Stored data entries:
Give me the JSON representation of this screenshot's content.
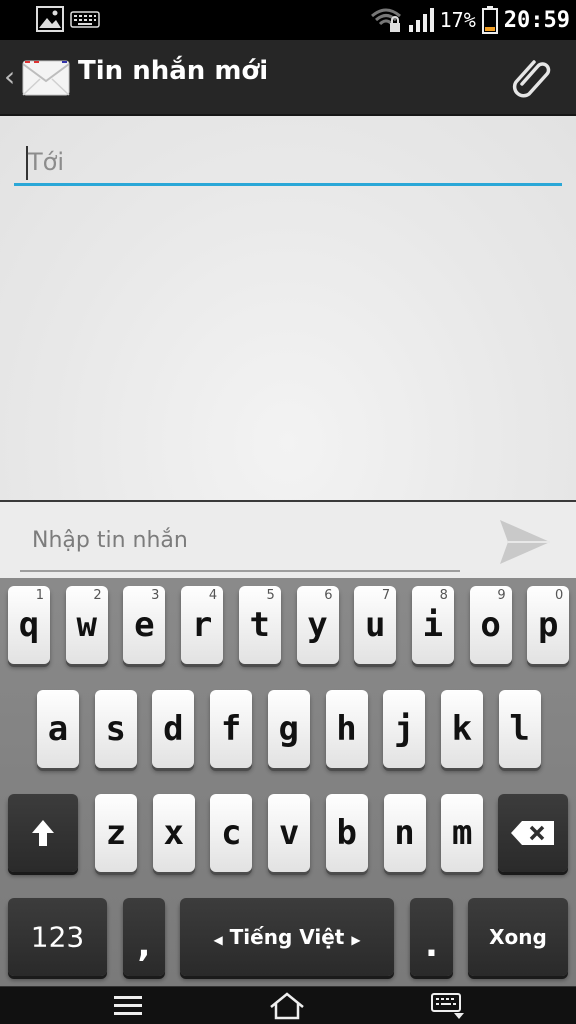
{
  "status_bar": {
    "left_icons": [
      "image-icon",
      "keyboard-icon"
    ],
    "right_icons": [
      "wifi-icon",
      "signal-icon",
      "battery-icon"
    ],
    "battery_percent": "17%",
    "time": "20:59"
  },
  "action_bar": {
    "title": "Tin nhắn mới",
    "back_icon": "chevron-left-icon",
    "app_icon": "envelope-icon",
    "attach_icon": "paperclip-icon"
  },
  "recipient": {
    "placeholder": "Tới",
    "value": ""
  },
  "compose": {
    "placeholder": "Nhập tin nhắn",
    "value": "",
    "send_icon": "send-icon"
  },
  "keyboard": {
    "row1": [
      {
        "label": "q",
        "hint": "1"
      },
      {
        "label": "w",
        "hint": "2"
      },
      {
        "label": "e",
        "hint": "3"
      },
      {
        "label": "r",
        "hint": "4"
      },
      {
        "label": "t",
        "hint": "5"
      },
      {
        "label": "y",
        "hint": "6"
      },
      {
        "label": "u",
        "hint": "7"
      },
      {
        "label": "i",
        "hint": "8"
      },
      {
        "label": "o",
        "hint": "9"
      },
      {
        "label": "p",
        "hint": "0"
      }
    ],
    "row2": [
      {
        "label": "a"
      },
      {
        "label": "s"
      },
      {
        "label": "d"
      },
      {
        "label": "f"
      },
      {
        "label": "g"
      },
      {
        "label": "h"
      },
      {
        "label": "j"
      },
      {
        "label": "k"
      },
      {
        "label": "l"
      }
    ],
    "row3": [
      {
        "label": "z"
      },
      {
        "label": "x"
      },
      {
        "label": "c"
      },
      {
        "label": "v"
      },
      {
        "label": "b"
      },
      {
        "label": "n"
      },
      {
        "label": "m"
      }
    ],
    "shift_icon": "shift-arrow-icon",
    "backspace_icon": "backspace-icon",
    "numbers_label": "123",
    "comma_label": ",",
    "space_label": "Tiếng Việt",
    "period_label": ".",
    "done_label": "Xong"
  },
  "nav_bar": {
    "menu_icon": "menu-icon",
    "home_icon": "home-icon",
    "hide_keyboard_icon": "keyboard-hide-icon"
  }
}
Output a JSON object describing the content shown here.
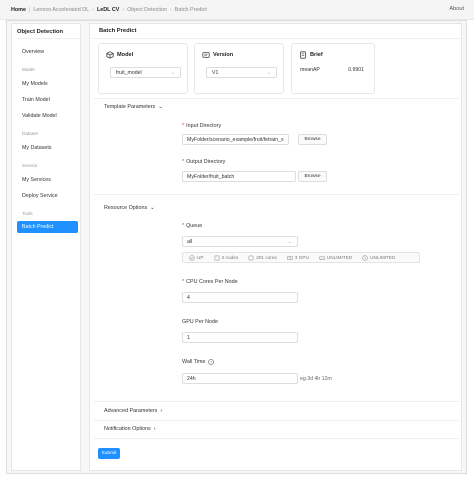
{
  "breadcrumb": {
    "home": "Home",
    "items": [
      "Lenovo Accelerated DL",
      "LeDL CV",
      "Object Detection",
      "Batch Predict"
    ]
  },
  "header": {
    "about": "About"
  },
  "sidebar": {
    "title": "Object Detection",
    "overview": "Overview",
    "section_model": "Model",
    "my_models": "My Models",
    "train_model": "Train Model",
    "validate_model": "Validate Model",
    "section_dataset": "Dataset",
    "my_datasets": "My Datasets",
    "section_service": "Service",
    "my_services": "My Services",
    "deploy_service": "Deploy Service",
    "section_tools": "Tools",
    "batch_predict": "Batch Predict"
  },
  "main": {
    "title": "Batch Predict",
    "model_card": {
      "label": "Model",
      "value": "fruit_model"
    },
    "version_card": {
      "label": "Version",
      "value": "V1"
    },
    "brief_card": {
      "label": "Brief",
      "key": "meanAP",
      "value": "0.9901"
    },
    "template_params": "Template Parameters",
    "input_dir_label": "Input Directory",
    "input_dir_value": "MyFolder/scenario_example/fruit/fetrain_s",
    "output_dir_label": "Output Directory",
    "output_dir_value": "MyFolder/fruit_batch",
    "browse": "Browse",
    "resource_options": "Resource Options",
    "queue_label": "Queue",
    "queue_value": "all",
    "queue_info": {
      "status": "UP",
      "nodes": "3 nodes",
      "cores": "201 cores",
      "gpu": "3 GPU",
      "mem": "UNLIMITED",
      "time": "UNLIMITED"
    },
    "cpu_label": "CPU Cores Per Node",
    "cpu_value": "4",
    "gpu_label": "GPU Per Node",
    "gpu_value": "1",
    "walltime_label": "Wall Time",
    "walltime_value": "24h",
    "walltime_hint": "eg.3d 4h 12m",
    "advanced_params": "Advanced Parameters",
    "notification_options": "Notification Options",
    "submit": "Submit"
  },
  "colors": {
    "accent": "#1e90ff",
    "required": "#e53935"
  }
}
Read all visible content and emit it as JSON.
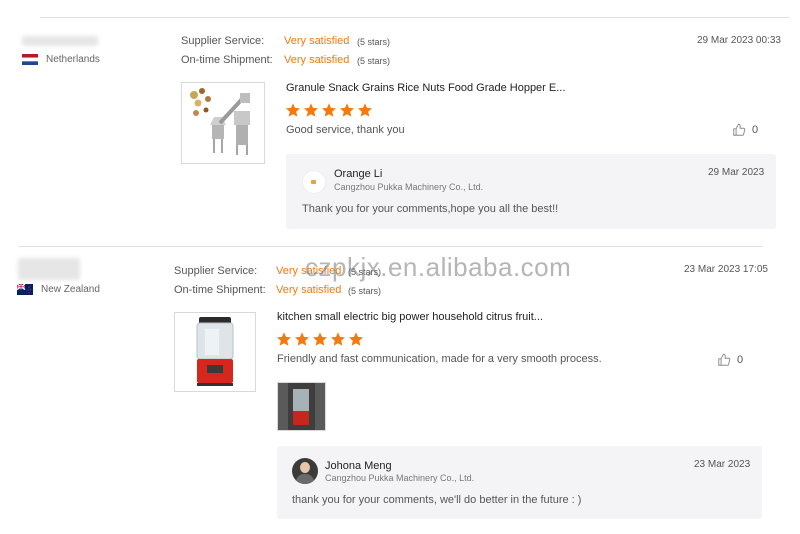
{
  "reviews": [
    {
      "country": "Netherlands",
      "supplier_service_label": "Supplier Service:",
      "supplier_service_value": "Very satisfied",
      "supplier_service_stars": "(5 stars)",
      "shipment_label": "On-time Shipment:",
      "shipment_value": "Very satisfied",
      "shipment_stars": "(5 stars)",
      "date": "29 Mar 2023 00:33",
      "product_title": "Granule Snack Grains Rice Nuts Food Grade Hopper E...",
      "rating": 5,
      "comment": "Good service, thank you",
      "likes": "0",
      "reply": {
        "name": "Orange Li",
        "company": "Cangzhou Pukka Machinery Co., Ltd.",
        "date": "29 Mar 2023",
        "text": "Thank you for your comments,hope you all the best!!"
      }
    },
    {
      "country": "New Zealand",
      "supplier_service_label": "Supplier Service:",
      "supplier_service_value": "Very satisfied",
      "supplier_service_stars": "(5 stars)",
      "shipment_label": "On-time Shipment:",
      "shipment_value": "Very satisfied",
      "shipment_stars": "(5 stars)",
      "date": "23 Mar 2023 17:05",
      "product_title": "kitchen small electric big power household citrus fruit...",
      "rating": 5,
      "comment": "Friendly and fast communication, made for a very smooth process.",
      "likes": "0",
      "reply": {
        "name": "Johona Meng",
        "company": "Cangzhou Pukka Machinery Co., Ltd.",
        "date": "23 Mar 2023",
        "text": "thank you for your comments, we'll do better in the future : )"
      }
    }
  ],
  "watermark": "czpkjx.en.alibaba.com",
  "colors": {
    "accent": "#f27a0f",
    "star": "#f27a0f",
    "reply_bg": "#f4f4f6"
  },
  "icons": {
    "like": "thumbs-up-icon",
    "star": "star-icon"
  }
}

...

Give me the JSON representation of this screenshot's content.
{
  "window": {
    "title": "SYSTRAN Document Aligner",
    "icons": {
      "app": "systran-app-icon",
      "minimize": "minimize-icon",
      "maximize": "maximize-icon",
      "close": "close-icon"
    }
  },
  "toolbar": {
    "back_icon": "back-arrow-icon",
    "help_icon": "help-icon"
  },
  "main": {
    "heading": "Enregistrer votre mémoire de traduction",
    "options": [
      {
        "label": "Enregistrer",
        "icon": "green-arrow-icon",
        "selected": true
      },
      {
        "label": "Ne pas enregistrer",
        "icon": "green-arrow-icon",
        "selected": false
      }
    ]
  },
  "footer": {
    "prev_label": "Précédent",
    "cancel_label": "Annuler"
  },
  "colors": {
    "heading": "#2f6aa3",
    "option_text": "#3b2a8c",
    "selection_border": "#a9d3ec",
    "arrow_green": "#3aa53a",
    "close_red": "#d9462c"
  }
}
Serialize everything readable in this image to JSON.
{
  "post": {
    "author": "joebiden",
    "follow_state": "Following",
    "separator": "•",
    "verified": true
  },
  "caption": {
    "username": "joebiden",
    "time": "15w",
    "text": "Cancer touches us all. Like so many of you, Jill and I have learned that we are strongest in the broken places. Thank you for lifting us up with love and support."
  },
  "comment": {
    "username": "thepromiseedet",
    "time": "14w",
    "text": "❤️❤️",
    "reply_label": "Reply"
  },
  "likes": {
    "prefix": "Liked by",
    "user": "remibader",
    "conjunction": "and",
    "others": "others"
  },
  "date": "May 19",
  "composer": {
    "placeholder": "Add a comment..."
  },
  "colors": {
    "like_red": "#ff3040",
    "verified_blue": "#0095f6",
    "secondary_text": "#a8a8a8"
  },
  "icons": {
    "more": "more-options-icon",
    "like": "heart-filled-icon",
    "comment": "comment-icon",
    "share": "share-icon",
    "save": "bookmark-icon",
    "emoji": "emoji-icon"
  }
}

#### STATED TASK:
Look through the data above. Copy every line with the string "Detection" in it.

#### ANSWER:
      "Object Detection",
    "title": "Object Detection",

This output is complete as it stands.